──────── LISTED ENTRIES ────────

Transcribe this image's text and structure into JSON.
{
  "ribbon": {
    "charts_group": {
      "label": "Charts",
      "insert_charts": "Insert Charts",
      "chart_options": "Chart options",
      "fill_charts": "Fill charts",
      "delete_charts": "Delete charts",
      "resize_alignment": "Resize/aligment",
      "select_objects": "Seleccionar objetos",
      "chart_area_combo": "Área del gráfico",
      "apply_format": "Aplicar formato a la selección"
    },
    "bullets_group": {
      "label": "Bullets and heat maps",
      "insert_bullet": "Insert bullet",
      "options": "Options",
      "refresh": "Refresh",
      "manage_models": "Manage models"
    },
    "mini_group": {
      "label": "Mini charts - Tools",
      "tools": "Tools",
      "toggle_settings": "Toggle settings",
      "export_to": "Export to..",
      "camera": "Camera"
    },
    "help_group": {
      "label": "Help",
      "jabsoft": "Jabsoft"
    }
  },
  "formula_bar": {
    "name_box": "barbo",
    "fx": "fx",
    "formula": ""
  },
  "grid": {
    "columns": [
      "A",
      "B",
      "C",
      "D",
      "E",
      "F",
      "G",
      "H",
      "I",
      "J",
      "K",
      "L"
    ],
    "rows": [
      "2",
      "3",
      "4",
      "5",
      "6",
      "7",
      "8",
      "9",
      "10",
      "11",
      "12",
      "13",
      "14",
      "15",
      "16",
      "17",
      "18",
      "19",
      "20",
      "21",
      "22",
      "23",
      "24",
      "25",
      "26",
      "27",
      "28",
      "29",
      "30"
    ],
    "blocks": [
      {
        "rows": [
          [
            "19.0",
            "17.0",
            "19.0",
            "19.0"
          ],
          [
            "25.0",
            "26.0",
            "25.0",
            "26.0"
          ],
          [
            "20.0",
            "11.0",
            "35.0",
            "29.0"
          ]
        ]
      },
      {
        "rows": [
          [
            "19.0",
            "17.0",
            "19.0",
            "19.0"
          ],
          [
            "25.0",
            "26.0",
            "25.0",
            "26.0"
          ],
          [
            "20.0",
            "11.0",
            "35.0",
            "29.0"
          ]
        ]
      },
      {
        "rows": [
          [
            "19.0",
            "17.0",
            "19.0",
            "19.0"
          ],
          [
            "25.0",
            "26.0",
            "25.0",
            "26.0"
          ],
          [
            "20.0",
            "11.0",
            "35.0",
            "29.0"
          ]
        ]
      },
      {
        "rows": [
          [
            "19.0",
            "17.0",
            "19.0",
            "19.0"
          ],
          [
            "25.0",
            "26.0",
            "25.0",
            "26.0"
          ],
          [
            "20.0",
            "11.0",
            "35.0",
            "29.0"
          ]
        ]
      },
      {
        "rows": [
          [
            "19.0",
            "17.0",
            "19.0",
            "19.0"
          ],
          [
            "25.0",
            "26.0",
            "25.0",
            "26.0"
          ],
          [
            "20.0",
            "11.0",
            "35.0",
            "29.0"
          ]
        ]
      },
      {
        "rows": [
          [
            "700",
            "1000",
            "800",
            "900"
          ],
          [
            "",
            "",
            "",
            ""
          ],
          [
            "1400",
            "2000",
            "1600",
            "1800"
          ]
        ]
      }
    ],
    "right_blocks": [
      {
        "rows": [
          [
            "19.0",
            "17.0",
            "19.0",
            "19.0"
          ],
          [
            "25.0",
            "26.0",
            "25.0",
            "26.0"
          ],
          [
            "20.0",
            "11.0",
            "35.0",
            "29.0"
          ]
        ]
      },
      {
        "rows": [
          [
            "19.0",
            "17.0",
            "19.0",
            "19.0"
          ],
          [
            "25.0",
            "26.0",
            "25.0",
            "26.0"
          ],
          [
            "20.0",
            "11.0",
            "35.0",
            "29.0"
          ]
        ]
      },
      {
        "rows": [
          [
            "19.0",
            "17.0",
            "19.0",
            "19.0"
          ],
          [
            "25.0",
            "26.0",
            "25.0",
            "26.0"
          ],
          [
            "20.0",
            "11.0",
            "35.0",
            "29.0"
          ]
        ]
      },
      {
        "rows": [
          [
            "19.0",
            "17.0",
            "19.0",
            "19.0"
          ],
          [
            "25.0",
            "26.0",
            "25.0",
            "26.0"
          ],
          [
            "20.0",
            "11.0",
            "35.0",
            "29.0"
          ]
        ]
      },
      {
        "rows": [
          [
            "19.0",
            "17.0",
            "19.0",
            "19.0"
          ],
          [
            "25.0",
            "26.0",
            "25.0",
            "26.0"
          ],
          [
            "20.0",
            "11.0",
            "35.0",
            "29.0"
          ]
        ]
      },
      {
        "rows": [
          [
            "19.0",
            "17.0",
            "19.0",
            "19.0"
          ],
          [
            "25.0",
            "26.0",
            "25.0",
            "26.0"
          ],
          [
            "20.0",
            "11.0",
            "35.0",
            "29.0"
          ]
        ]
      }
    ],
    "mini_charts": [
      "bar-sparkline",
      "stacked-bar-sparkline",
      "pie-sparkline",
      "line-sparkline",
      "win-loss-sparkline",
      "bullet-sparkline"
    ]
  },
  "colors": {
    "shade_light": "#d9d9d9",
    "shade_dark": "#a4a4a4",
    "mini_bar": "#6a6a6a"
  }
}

────────

TASK DIRECTIONS » Quote the data in full, keeping each word unchanged.

SOLUTION TO THIS EXERCISE »
Transcribe this image's text and structure into JSON.
{
  "ribbon": {
    "charts_group": {
      "label": "Charts",
      "insert_charts": "Insert Charts",
      "chart_options": "Chart options",
      "fill_charts": "Fill charts",
      "delete_charts": "Delete charts",
      "resize_alignment": "Resize/aligment",
      "select_objects": "Seleccionar objetos",
      "chart_area_combo": "Área del gráfico",
      "apply_format": "Aplicar formato a la selección"
    },
    "bullets_group": {
      "label": "Bullets and heat maps",
      "insert_bullet": "Insert bullet",
      "options": "Options",
      "refresh": "Refresh",
      "manage_models": "Manage models"
    },
    "mini_group": {
      "label": "Mini charts - Tools",
      "tools": "Tools",
      "toggle_settings": "Toggle settings",
      "export_to": "Export to..",
      "camera": "Camera"
    },
    "help_group": {
      "label": "Help",
      "jabsoft": "Jabsoft"
    }
  },
  "formula_bar": {
    "name_box": "barbo",
    "fx": "fx",
    "formula": ""
  },
  "grid": {
    "columns": [
      "A",
      "B",
      "C",
      "D",
      "E",
      "F",
      "G",
      "H",
      "I",
      "J",
      "K",
      "L"
    ],
    "rows": [
      "2",
      "3",
      "4",
      "5",
      "6",
      "7",
      "8",
      "9",
      "10",
      "11",
      "12",
      "13",
      "14",
      "15",
      "16",
      "17",
      "18",
      "19",
      "20",
      "21",
      "22",
      "23",
      "24",
      "25",
      "26",
      "27",
      "28",
      "29",
      "30"
    ],
    "blocks": [
      {
        "rows": [
          [
            "19.0",
            "17.0",
            "19.0",
            "19.0"
          ],
          [
            "25.0",
            "26.0",
            "25.0",
            "26.0"
          ],
          [
            "20.0",
            "11.0",
            "35.0",
            "29.0"
          ]
        ]
      },
      {
        "rows": [
          [
            "19.0",
            "17.0",
            "19.0",
            "19.0"
          ],
          [
            "25.0",
            "26.0",
            "25.0",
            "26.0"
          ],
          [
            "20.0",
            "11.0",
            "35.0",
            "29.0"
          ]
        ]
      },
      {
        "rows": [
          [
            "19.0",
            "17.0",
            "19.0",
            "19.0"
          ],
          [
            "25.0",
            "26.0",
            "25.0",
            "26.0"
          ],
          [
            "20.0",
            "11.0",
            "35.0",
            "29.0"
          ]
        ]
      },
      {
        "rows": [
          [
            "19.0",
            "17.0",
            "19.0",
            "19.0"
          ],
          [
            "25.0",
            "26.0",
            "25.0",
            "26.0"
          ],
          [
            "20.0",
            "11.0",
            "35.0",
            "29.0"
          ]
        ]
      },
      {
        "rows": [
          [
            "19.0",
            "17.0",
            "19.0",
            "19.0"
          ],
          [
            "25.0",
            "26.0",
            "25.0",
            "26.0"
          ],
          [
            "20.0",
            "11.0",
            "35.0",
            "29.0"
          ]
        ]
      },
      {
        "rows": [
          [
            "700",
            "1000",
            "800",
            "900"
          ],
          [
            "",
            "",
            "",
            ""
          ],
          [
            "1400",
            "2000",
            "1600",
            "1800"
          ]
        ]
      }
    ],
    "right_blocks": [
      {
        "rows": [
          [
            "19.0",
            "17.0",
            "19.0",
            "19.0"
          ],
          [
            "25.0",
            "26.0",
            "25.0",
            "26.0"
          ],
          [
            "20.0",
            "11.0",
            "35.0",
            "29.0"
          ]
        ]
      },
      {
        "rows": [
          [
            "19.0",
            "17.0",
            "19.0",
            "19.0"
          ],
          [
            "25.0",
            "26.0",
            "25.0",
            "26.0"
          ],
          [
            "20.0",
            "11.0",
            "35.0",
            "29.0"
          ]
        ]
      },
      {
        "rows": [
          [
            "19.0",
            "17.0",
            "19.0",
            "19.0"
          ],
          [
            "25.0",
            "26.0",
            "25.0",
            "26.0"
          ],
          [
            "20.0",
            "11.0",
            "35.0",
            "29.0"
          ]
        ]
      },
      {
        "rows": [
          [
            "19.0",
            "17.0",
            "19.0",
            "19.0"
          ],
          [
            "25.0",
            "26.0",
            "25.0",
            "26.0"
          ],
          [
            "20.0",
            "11.0",
            "35.0",
            "29.0"
          ]
        ]
      },
      {
        "rows": [
          [
            "19.0",
            "17.0",
            "19.0",
            "19.0"
          ],
          [
            "25.0",
            "26.0",
            "25.0",
            "26.0"
          ],
          [
            "20.0",
            "11.0",
            "35.0",
            "29.0"
          ]
        ]
      },
      {
        "rows": [
          [
            "19.0",
            "17.0",
            "19.0",
            "19.0"
          ],
          [
            "25.0",
            "26.0",
            "25.0",
            "26.0"
          ],
          [
            "20.0",
            "11.0",
            "35.0",
            "29.0"
          ]
        ]
      }
    ],
    "mini_charts": [
      "bar-sparkline",
      "stacked-bar-sparkline",
      "pie-sparkline",
      "line-sparkline",
      "win-loss-sparkline",
      "bullet-sparkline"
    ]
  },
  "colors": {
    "shade_light": "#d9d9d9",
    "shade_dark": "#a4a4a4",
    "mini_bar": "#6a6a6a"
  }
}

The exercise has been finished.